**Task brief**
In the material below, find each line holding the string "icon" and copy it.
[Materials provided start]
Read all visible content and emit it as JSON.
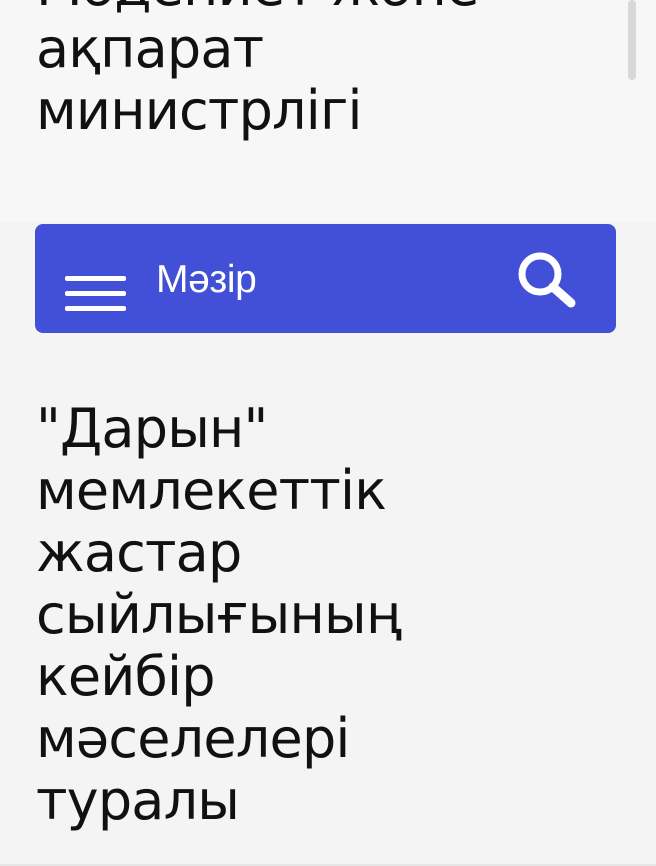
{
  "header": {
    "ministry_title": "Мәдениет және\nақпарат\nминистрлігі"
  },
  "navigation": {
    "menu_label": "Мәзір",
    "menu_icon": "hamburger-menu-icon",
    "search_icon": "search-icon"
  },
  "main": {
    "title": "\"Дарын\"\nмемлекеттік\nжастар\nсыйлығының\nкейбір\nмәселелері\nтуралы"
  },
  "colors": {
    "accent": "#4150d7",
    "background": "#f4f4f4",
    "text": "#111111",
    "nav_text": "#ffffff"
  }
}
[Materials provided end]
**Reply to the exercise**
    "menu_icon": "hamburger-menu-icon",
    "search_icon": "search-icon"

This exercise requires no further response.